Exercise objective
Repeat every line of the listing below exactly, minus the pictures.

Data extracts
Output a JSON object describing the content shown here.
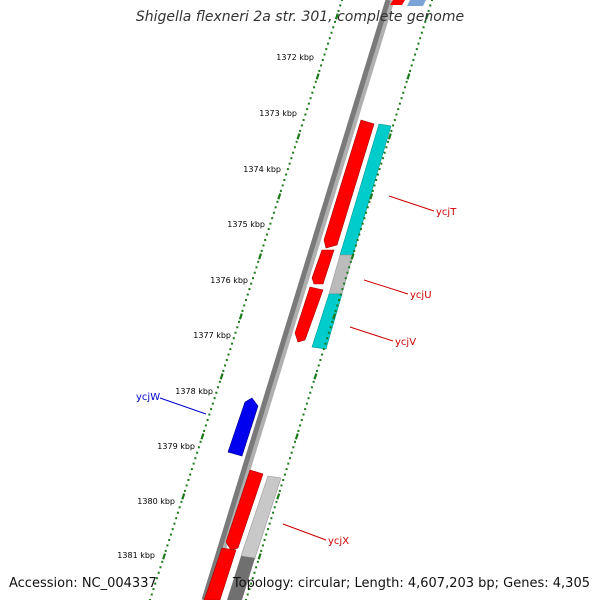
{
  "title": "Shigella flexneri 2a str. 301, complete genome",
  "footer": {
    "accession": "Accession: NC_004337",
    "summary": "Topology: circular; Length: 4,607,203 bp; Genes: 4,305"
  },
  "ticks": [
    "1372 kbp",
    "1373 kbp",
    "1374 kbp",
    "1375 kbp",
    "1376 kbp",
    "1377 kbp",
    "1378 kbp",
    "1379 kbp",
    "1380 kbp",
    "1381 kbp"
  ],
  "gene_labels": [
    {
      "text": "ycjT",
      "color": "#cc0000"
    },
    {
      "text": "ycjU",
      "color": "#cc0000"
    },
    {
      "text": "ycjV",
      "color": "#cc0000"
    },
    {
      "text": "ycjW",
      "color": "#0000cc"
    },
    {
      "text": "ycjX",
      "color": "#cc0000"
    }
  ],
  "colors": {
    "cds_forward": "#ff0000",
    "cds_reverse": "#0000ff",
    "feature_cyan": "#00cccc",
    "feature_gray": "#bbbbbb",
    "backbone": "#808080",
    "tick": "#1a7a1a"
  }
}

Answer area
Output a JSON object describing the content shown here.
{
  "title": "Shigella flexneri 2a str. 301, complete genome",
  "footer": {
    "accession": "Accession: NC_004337",
    "summary": "Topology: circular; Length: 4,607,203 bp; Genes: 4,305"
  },
  "ticks": [
    "1372 kbp",
    "1373 kbp",
    "1374 kbp",
    "1375 kbp",
    "1376 kbp",
    "1377 kbp",
    "1378 kbp",
    "1379 kbp",
    "1380 kbp",
    "1381 kbp"
  ],
  "gene_labels": [
    {
      "text": "ycjT",
      "color": "#cc0000"
    },
    {
      "text": "ycjU",
      "color": "#cc0000"
    },
    {
      "text": "ycjV",
      "color": "#cc0000"
    },
    {
      "text": "ycjW",
      "color": "#0000cc"
    },
    {
      "text": "ycjX",
      "color": "#cc0000"
    }
  ],
  "colors": {
    "cds_forward": "#ff0000",
    "cds_reverse": "#0000ff",
    "feature_cyan": "#00cccc",
    "feature_gray": "#bbbbbb",
    "backbone": "#808080",
    "tick": "#1a7a1a"
  }
}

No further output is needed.